Dataset records
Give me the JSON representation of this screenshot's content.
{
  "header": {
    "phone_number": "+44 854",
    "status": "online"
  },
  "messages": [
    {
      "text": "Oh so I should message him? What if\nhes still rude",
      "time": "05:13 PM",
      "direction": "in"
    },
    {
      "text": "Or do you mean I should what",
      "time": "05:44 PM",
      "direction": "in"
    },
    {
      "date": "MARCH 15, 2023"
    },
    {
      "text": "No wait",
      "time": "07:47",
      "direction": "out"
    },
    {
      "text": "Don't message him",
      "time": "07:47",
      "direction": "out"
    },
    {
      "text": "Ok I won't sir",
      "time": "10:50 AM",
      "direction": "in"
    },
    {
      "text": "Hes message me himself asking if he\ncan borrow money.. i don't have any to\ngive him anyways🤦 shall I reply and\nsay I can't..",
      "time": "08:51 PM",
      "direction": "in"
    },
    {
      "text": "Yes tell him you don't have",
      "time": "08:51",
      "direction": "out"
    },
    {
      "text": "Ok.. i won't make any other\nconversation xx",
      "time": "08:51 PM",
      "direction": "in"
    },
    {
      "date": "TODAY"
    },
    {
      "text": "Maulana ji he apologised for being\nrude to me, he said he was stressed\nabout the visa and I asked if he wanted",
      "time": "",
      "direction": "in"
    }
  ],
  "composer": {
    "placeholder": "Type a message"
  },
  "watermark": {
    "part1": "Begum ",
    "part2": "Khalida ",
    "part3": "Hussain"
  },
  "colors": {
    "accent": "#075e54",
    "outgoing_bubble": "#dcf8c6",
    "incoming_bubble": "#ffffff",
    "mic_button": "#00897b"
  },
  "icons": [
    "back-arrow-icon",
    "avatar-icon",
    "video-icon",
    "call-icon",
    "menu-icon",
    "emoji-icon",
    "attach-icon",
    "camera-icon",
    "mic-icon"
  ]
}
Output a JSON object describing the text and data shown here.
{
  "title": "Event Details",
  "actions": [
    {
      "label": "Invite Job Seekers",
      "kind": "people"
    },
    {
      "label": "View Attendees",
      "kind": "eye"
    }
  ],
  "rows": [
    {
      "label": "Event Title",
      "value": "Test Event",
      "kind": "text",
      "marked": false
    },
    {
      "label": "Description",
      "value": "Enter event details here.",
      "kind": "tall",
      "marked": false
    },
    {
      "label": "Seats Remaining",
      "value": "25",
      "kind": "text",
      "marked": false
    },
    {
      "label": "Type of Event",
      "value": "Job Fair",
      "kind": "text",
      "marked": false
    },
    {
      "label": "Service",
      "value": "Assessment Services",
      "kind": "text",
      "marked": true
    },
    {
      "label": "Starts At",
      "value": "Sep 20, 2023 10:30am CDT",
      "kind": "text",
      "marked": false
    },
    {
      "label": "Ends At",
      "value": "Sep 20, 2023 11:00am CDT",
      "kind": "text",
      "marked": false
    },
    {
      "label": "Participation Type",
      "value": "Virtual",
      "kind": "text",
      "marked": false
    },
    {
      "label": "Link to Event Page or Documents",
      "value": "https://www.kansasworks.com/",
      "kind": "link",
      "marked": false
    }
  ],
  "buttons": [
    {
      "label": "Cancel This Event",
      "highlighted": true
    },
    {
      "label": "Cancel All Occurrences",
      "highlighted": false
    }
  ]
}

» **Objective**: Go through the entries and repeat each one exactly.

» **Complete response**:
Give me the JSON representation of this screenshot's content.
{
  "header": {
    "phone_number": "+44 854",
    "status": "online"
  },
  "messages": [
    {
      "text": "Oh so I should message him? What if\nhes still rude",
      "time": "05:13 PM",
      "direction": "in"
    },
    {
      "text": "Or do you mean I should what",
      "time": "05:44 PM",
      "direction": "in"
    },
    {
      "date": "MARCH 15, 2023"
    },
    {
      "text": "No wait",
      "time": "07:47",
      "direction": "out"
    },
    {
      "text": "Don't message him",
      "time": "07:47",
      "direction": "out"
    },
    {
      "text": "Ok I won't sir",
      "time": "10:50 AM",
      "direction": "in"
    },
    {
      "text": "Hes message me himself asking if he\ncan borrow money.. i don't have any to\ngive him anyways🤦 shall I reply and\nsay I can't..",
      "time": "08:51 PM",
      "direction": "in"
    },
    {
      "text": "Yes tell him you don't have",
      "time": "08:51",
      "direction": "out"
    },
    {
      "text": "Ok.. i won't make any other\nconversation xx",
      "time": "08:51 PM",
      "direction": "in"
    },
    {
      "date": "TODAY"
    },
    {
      "text": "Maulana ji he apologised for being\nrude to me, he said he was stressed\nabout the visa and I asked if he wanted",
      "time": "",
      "direction": "in"
    }
  ],
  "composer": {
    "placeholder": "Type a message"
  },
  "watermark": {
    "part1": "Begum ",
    "part2": "Khalida ",
    "part3": "Hussain"
  },
  "colors": {
    "accent": "#075e54",
    "outgoing_bubble": "#dcf8c6",
    "incoming_bubble": "#ffffff",
    "mic_button": "#00897b"
  },
  "icons": [
    "back-arrow-icon",
    "avatar-icon",
    "video-icon",
    "call-icon",
    "menu-icon",
    "emoji-icon",
    "attach-icon",
    "camera-icon",
    "mic-icon"
  ]
}
Output a JSON object describing the text and data shown here.
{
  "title": "Event Details",
  "actions": [
    {
      "label": "Invite Job Seekers",
      "kind": "people"
    },
    {
      "label": "View Attendees",
      "kind": "eye"
    }
  ],
  "rows": [
    {
      "label": "Event Title",
      "value": "Test Event",
      "kind": "text",
      "marked": false
    },
    {
      "label": "Description",
      "value": "Enter event details here.",
      "kind": "tall",
      "marked": false
    },
    {
      "label": "Seats Remaining",
      "value": "25",
      "kind": "text",
      "marked": false
    },
    {
      "label": "Type of Event",
      "value": "Job Fair",
      "kind": "text",
      "marked": false
    },
    {
      "label": "Service",
      "value": "Assessment Services",
      "kind": "text",
      "marked": true
    },
    {
      "label": "Starts At",
      "value": "Sep 20, 2023 10:30am CDT",
      "kind": "text",
      "marked": false
    },
    {
      "label": "Ends At",
      "value": "Sep 20, 2023 11:00am CDT",
      "kind": "text",
      "marked": false
    },
    {
      "label": "Participation Type",
      "value": "Virtual",
      "kind": "text",
      "marked": false
    },
    {
      "label": "Link to Event Page or Documents",
      "value": "https://www.kansasworks.com/",
      "kind": "link",
      "marked": false
    }
  ],
  "buttons": [
    {
      "label": "Cancel This Event",
      "highlighted": true
    },
    {
      "label": "Cancel All Occurrences",
      "highlighted": false
    }
  ]
}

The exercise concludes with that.